• **WHAT NEEDS TO BE DONE**:
Take the data below and repeat it exactly.

• **PROVIDED DATA**:
__________________________________________________

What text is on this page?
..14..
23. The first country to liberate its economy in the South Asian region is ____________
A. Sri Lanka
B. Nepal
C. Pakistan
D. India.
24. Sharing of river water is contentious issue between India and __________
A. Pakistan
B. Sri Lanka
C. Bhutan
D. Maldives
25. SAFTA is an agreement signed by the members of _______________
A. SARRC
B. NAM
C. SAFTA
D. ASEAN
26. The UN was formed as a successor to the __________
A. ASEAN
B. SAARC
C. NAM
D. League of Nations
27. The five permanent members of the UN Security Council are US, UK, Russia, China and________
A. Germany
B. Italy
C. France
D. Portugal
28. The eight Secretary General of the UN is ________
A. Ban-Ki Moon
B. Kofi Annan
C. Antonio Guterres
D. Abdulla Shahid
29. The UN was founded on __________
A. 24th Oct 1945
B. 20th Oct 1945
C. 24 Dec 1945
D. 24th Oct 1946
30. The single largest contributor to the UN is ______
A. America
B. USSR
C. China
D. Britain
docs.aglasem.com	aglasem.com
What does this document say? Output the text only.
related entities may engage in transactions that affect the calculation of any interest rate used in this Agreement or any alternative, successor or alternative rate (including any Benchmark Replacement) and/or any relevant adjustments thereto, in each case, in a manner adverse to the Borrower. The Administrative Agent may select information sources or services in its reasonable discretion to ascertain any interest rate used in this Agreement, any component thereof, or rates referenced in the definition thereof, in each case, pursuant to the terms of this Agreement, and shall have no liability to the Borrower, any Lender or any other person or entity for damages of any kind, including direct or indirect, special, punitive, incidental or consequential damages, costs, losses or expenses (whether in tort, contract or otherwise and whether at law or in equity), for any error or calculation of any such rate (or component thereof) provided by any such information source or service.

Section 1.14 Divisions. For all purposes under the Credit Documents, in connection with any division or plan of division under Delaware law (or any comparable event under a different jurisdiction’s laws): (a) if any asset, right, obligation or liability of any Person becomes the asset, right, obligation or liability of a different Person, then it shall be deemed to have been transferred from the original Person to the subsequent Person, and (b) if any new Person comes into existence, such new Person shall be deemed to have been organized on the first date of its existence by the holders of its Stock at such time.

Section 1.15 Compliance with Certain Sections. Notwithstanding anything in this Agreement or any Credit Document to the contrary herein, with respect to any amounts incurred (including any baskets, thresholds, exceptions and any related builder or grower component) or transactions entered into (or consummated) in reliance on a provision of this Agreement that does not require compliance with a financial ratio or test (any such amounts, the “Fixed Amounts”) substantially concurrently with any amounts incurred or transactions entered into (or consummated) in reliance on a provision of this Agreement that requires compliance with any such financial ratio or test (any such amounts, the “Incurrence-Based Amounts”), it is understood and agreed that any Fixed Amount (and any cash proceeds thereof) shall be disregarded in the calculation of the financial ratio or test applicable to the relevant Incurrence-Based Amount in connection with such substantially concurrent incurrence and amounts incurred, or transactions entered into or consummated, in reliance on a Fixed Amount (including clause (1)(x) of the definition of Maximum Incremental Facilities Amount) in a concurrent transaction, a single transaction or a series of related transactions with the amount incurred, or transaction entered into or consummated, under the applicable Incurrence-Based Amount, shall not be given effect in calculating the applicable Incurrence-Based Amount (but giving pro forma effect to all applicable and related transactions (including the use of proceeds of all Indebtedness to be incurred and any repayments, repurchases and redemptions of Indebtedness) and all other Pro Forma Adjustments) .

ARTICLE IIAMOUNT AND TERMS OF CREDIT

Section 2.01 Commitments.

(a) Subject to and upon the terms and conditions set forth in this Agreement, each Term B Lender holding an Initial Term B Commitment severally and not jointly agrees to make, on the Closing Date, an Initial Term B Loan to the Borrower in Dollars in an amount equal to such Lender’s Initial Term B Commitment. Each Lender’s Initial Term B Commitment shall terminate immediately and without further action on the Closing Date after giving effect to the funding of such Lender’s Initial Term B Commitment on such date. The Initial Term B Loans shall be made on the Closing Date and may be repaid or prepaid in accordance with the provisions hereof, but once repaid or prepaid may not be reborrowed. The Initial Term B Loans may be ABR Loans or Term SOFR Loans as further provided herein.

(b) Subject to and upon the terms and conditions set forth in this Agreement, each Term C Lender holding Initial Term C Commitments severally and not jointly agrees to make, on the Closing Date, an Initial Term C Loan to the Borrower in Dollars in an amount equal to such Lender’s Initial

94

__________________________________________________

• **REPLY**:
What text is on this page?
..14..
23. The first country to liberate its economy in the South Asian region is ____________
A. Sri Lanka
B. Nepal
C. Pakistan
D. India.
24. Sharing of river water is contentious issue between India and __________
A. Pakistan
B. Sri Lanka
C. Bhutan
D. Maldives
25. SAFTA is an agreement signed by the members of _______________
A. SARRC
B. NAM
C. SAFTA
D. ASEAN
26. The UN was formed as a successor to the __________
A. ASEAN
B. SAARC
C. NAM
D. League of Nations
27. The five permanent members of the UN Security Council are US, UK, Russia, China and________
A. Germany
B. Italy
C. France
D. Portugal
28. The eight Secretary General of the UN is ________
A. Ban-Ki Moon
B. Kofi Annan
C. Antonio Guterres
D. Abdulla Shahid
29. The UN was founded on __________
A. 24th Oct 1945
B. 20th Oct 1945
C. 24 Dec 1945
D. 24th Oct 1946
30. The single largest contributor to the UN is ______
A. America
B. USSR
C. China
D. Britain
docs.aglasem.com	aglasem.com
What does this document say? Output the text only.
related entities may engage in transactions that affect the calculation of any interest rate used in this Agreement or any alternative, successor or alternative rate (including any Benchmark Replacement) and/or any relevant adjustments thereto, in each case, in a manner adverse to the Borrower. The Administrative Agent may select information sources or services in its reasonable discretion to ascertain any interest rate used in this Agreement, any component thereof, or rates referenced in the definition thereof, in each case, pursuant to the terms of this Agreement, and shall have no liability to the Borrower, any Lender or any other person or entity for damages of any kind, including direct or indirect, special, punitive, incidental or consequential damages, costs, losses or expenses (whether in tort, contract or otherwise and whether at law or in equity), for any error or calculation of any such rate (or component thereof) provided by any such information source or service.

Section 1.14 Divisions. For all purposes under the Credit Documents, in connection with any division or plan of division under Delaware law (or any comparable event under a different jurisdiction’s laws): (a) if any asset, right, obligation or liability of any Person becomes the asset, right, obligation or liability of a different Person, then it shall be deemed to have been transferred from the original Person to the subsequent Person, and (b) if any new Person comes into existence, such new Person shall be deemed to have been organized on the first date of its existence by the holders of its Stock at such time.

Section 1.15 Compliance with Certain Sections. Notwithstanding anything in this Agreement or any Credit Document to the contrary herein, with respect to any amounts incurred (including any baskets, thresholds, exceptions and any related builder or grower component) or transactions entered into (or consummated) in reliance on a provision of this Agreement that does not require compliance with a financial ratio or test (any such amounts, the “Fixed Amounts”) substantially concurrently with any amounts incurred or transactions entered into (or consummated) in reliance on a provision of this Agreement that requires compliance with any such financial ratio or test (any such amounts, the “Incurrence-Based Amounts”), it is understood and agreed that any Fixed Amount (and any cash proceeds thereof) shall be disregarded in the calculation of the financial ratio or test applicable to the relevant Incurrence-Based Amount in connection with such substantially concurrent incurrence and amounts incurred, or transactions entered into or consummated, in reliance on a Fixed Amount (including clause (1)(x) of the definition of Maximum Incremental Facilities Amount) in a concurrent transaction, a single transaction or a series of related transactions with the amount incurred, or transaction entered into or consummated, under the applicable Incurrence-Based Amount, shall not be given effect in calculating the applicable Incurrence-Based Amount (but giving pro forma effect to all applicable and related transactions (including the use of proceeds of all Indebtedness to be incurred and any repayments, repurchases and redemptions of Indebtedness) and all other Pro Forma Adjustments) .

ARTICLE IIAMOUNT AND TERMS OF CREDIT

Section 2.01 Commitments.

(a) Subject to and upon the terms and conditions set forth in this Agreement, each Term B Lender holding an Initial Term B Commitment severally and not jointly agrees to make, on the Closing Date, an Initial Term B Loan to the Borrower in Dollars in an amount equal to such Lender’s Initial Term B Commitment. Each Lender’s Initial Term B Commitment shall terminate immediately and without further action on the Closing Date after giving effect to the funding of such Lender’s Initial Term B Commitment on such date. The Initial Term B Loans shall be made on the Closing Date and may be repaid or prepaid in accordance with the provisions hereof, but once repaid or prepaid may not be reborrowed. The Initial Term B Loans may be ABR Loans or Term SOFR Loans as further provided herein.

(b) Subject to and upon the terms and conditions set forth in this Agreement, each Term C Lender holding Initial Term C Commitments severally and not jointly agrees to make, on the Closing Date, an Initial Term C Loan to the Borrower in Dollars in an amount equal to such Lender’s Initial

94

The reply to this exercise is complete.